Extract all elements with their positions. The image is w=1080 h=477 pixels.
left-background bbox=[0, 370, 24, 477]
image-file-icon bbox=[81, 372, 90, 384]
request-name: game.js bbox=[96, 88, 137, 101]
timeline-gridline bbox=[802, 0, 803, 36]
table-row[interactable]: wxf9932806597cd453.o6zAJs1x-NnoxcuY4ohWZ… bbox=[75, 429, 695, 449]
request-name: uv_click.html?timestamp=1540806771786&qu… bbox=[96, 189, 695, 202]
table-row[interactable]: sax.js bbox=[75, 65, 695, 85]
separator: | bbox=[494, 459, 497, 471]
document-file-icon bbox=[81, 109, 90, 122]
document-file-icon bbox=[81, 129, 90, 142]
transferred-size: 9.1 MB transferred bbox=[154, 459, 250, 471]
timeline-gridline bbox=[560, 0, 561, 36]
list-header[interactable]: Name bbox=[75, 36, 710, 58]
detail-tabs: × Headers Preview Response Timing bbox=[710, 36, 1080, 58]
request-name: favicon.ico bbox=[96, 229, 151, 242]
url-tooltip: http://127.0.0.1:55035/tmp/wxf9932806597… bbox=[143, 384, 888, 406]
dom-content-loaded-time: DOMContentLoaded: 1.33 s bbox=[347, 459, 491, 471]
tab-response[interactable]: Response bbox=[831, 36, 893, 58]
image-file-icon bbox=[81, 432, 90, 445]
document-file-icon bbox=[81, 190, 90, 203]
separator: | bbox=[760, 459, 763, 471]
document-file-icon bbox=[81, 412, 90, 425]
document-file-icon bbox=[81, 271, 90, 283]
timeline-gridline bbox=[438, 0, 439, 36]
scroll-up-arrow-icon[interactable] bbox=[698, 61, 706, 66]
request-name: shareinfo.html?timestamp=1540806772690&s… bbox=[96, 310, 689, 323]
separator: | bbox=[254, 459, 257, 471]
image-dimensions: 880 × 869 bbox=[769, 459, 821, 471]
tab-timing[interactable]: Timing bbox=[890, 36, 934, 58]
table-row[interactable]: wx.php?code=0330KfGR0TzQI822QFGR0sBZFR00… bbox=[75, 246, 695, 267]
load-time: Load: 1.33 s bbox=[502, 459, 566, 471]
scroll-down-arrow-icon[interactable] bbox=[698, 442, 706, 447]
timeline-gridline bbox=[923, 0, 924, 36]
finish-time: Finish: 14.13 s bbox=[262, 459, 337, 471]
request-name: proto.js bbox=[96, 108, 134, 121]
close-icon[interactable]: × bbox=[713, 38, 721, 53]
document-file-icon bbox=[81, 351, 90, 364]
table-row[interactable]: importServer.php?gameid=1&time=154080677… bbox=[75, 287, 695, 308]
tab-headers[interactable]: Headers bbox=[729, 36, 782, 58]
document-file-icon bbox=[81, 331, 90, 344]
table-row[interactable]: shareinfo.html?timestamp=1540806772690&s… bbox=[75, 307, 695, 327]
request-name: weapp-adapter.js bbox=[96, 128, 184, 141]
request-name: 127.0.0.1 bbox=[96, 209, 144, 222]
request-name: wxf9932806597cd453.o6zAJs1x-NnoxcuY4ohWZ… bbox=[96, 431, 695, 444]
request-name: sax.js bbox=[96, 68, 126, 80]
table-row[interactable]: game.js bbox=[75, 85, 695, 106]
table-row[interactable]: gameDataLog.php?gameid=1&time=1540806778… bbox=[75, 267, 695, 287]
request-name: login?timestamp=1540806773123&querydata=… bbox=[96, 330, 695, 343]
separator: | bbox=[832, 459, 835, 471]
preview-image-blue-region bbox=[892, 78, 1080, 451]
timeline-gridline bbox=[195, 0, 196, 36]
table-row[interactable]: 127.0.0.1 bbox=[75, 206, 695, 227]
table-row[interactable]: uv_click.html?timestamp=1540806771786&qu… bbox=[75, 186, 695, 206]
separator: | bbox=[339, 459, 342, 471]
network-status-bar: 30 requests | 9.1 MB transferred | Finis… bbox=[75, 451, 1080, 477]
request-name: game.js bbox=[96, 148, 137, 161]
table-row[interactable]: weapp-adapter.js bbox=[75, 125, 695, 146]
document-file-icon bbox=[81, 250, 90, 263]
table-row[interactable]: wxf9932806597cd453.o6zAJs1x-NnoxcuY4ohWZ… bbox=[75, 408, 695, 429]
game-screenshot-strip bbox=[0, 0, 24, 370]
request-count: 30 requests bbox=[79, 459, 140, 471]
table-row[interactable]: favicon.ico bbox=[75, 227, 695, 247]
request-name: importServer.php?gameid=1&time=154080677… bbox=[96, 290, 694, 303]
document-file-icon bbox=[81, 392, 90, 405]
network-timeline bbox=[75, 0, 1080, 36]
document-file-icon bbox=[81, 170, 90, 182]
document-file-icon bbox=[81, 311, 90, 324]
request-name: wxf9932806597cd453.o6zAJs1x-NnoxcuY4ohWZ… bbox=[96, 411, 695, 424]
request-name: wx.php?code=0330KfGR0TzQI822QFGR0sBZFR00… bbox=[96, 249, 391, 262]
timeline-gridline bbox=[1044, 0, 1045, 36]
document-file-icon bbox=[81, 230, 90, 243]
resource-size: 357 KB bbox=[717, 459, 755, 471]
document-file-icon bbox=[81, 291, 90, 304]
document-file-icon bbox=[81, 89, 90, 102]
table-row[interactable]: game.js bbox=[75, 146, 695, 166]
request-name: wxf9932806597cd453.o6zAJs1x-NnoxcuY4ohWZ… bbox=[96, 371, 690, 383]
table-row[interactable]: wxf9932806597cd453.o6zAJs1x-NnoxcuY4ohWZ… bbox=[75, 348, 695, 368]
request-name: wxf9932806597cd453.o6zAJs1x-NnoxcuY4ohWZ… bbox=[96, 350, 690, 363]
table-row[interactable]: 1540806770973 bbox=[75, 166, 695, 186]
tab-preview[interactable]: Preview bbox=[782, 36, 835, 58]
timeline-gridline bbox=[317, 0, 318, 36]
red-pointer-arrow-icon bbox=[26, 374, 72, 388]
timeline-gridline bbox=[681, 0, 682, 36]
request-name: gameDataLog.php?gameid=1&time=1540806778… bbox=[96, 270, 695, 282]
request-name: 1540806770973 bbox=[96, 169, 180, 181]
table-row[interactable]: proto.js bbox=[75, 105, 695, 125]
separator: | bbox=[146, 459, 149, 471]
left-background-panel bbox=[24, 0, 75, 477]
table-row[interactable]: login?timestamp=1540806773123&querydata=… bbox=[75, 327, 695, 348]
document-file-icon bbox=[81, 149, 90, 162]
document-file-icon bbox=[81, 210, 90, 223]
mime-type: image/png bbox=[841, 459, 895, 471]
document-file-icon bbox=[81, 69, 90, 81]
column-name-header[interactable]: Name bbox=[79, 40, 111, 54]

PROMPT: Reproduce each item above line for line, with no changes to any character.

RESPONSE:
Extract all elements with their positions. The image is w=1080 h=477 pixels.
left-background bbox=[0, 370, 24, 477]
image-file-icon bbox=[81, 372, 90, 384]
request-name: game.js bbox=[96, 88, 137, 101]
timeline-gridline bbox=[802, 0, 803, 36]
table-row[interactable]: wxf9932806597cd453.o6zAJs1x-NnoxcuY4ohWZ… bbox=[75, 429, 695, 449]
request-name: uv_click.html?timestamp=1540806771786&qu… bbox=[96, 189, 695, 202]
table-row[interactable]: sax.js bbox=[75, 65, 695, 85]
separator: | bbox=[494, 459, 497, 471]
document-file-icon bbox=[81, 109, 90, 122]
document-file-icon bbox=[81, 129, 90, 142]
transferred-size: 9.1 MB transferred bbox=[154, 459, 250, 471]
timeline-gridline bbox=[560, 0, 561, 36]
list-header[interactable]: Name bbox=[75, 36, 710, 58]
detail-tabs: × Headers Preview Response Timing bbox=[710, 36, 1080, 58]
request-name: favicon.ico bbox=[96, 229, 151, 242]
url-tooltip: http://127.0.0.1:55035/tmp/wxf9932806597… bbox=[143, 384, 888, 406]
dom-content-loaded-time: DOMContentLoaded: 1.33 s bbox=[347, 459, 491, 471]
tab-response[interactable]: Response bbox=[831, 36, 893, 58]
image-file-icon bbox=[81, 432, 90, 445]
document-file-icon bbox=[81, 190, 90, 203]
separator: | bbox=[760, 459, 763, 471]
document-file-icon bbox=[81, 412, 90, 425]
document-file-icon bbox=[81, 271, 90, 283]
timeline-gridline bbox=[438, 0, 439, 36]
scroll-up-arrow-icon[interactable] bbox=[698, 61, 706, 66]
request-name: shareinfo.html?timestamp=1540806772690&s… bbox=[96, 310, 689, 323]
separator: | bbox=[254, 459, 257, 471]
image-dimensions: 880 × 869 bbox=[769, 459, 821, 471]
tab-timing[interactable]: Timing bbox=[890, 36, 934, 58]
table-row[interactable]: wx.php?code=0330KfGR0TzQI822QFGR0sBZFR00… bbox=[75, 246, 695, 267]
load-time: Load: 1.33 s bbox=[502, 459, 566, 471]
scroll-down-arrow-icon[interactable] bbox=[698, 442, 706, 447]
timeline-gridline bbox=[923, 0, 924, 36]
finish-time: Finish: 14.13 s bbox=[262, 459, 337, 471]
request-name: proto.js bbox=[96, 108, 134, 121]
close-icon[interactable]: × bbox=[713, 38, 721, 53]
document-file-icon bbox=[81, 351, 90, 364]
table-row[interactable]: importServer.php?gameid=1&time=154080677… bbox=[75, 287, 695, 308]
tab-headers[interactable]: Headers bbox=[729, 36, 782, 58]
document-file-icon bbox=[81, 331, 90, 344]
table-row[interactable]: shareinfo.html?timestamp=1540806772690&s… bbox=[75, 307, 695, 327]
request-name: weapp-adapter.js bbox=[96, 128, 184, 141]
request-name: 127.0.0.1 bbox=[96, 209, 144, 222]
request-name: wxf9932806597cd453.o6zAJs1x-NnoxcuY4ohWZ… bbox=[96, 431, 695, 444]
request-name: sax.js bbox=[96, 68, 126, 80]
table-row[interactable]: game.js bbox=[75, 85, 695, 106]
table-row[interactable]: gameDataLog.php?gameid=1&time=1540806778… bbox=[75, 267, 695, 287]
request-name: login?timestamp=1540806773123&querydata=… bbox=[96, 330, 695, 343]
separator: | bbox=[832, 459, 835, 471]
preview-image-blue-region bbox=[892, 78, 1080, 451]
timeline-gridline bbox=[195, 0, 196, 36]
table-row[interactable]: 127.0.0.1 bbox=[75, 206, 695, 227]
table-row[interactable]: uv_click.html?timestamp=1540806771786&qu… bbox=[75, 186, 695, 206]
separator: | bbox=[339, 459, 342, 471]
network-status-bar: 30 requests | 9.1 MB transferred | Finis… bbox=[75, 451, 1080, 477]
request-name: game.js bbox=[96, 148, 137, 161]
table-row[interactable]: weapp-adapter.js bbox=[75, 125, 695, 146]
document-file-icon bbox=[81, 250, 90, 263]
table-row[interactable]: wxf9932806597cd453.o6zAJs1x-NnoxcuY4ohWZ… bbox=[75, 408, 695, 429]
game-screenshot-strip bbox=[0, 0, 24, 370]
request-count: 30 requests bbox=[79, 459, 140, 471]
table-row[interactable]: favicon.ico bbox=[75, 227, 695, 247]
request-name: importServer.php?gameid=1&time=154080677… bbox=[96, 290, 694, 303]
document-file-icon bbox=[81, 392, 90, 405]
network-timeline bbox=[75, 0, 1080, 36]
document-file-icon bbox=[81, 170, 90, 182]
document-file-icon bbox=[81, 311, 90, 324]
request-name: wxf9932806597cd453.o6zAJs1x-NnoxcuY4ohWZ… bbox=[96, 411, 695, 424]
request-name: wx.php?code=0330KfGR0TzQI822QFGR0sBZFR00… bbox=[96, 249, 391, 262]
timeline-gridline bbox=[1044, 0, 1045, 36]
document-file-icon bbox=[81, 230, 90, 243]
resource-size: 357 KB bbox=[717, 459, 755, 471]
document-file-icon bbox=[81, 291, 90, 304]
document-file-icon bbox=[81, 89, 90, 102]
table-row[interactable]: game.js bbox=[75, 146, 695, 166]
request-name: wxf9932806597cd453.o6zAJs1x-NnoxcuY4ohWZ… bbox=[96, 371, 690, 383]
table-row[interactable]: wxf9932806597cd453.o6zAJs1x-NnoxcuY4ohWZ… bbox=[75, 348, 695, 368]
request-name: wxf9932806597cd453.o6zAJs1x-NnoxcuY4ohWZ… bbox=[96, 350, 690, 363]
table-row[interactable]: 1540806770973 bbox=[75, 166, 695, 186]
tab-preview[interactable]: Preview bbox=[782, 36, 835, 58]
timeline-gridline bbox=[317, 0, 318, 36]
red-pointer-arrow-icon bbox=[26, 374, 72, 388]
timeline-gridline bbox=[681, 0, 682, 36]
request-name: gameDataLog.php?gameid=1&time=1540806778… bbox=[96, 270, 695, 282]
request-name: 1540806770973 bbox=[96, 169, 180, 181]
table-row[interactable]: proto.js bbox=[75, 105, 695, 125]
separator: | bbox=[146, 459, 149, 471]
left-background-panel bbox=[24, 0, 75, 477]
table-row[interactable]: login?timestamp=1540806773123&querydata=… bbox=[75, 327, 695, 348]
document-file-icon bbox=[81, 149, 90, 162]
document-file-icon bbox=[81, 210, 90, 223]
mime-type: image/png bbox=[841, 459, 895, 471]
document-file-icon bbox=[81, 69, 90, 81]
column-name-header[interactable]: Name bbox=[79, 40, 111, 54]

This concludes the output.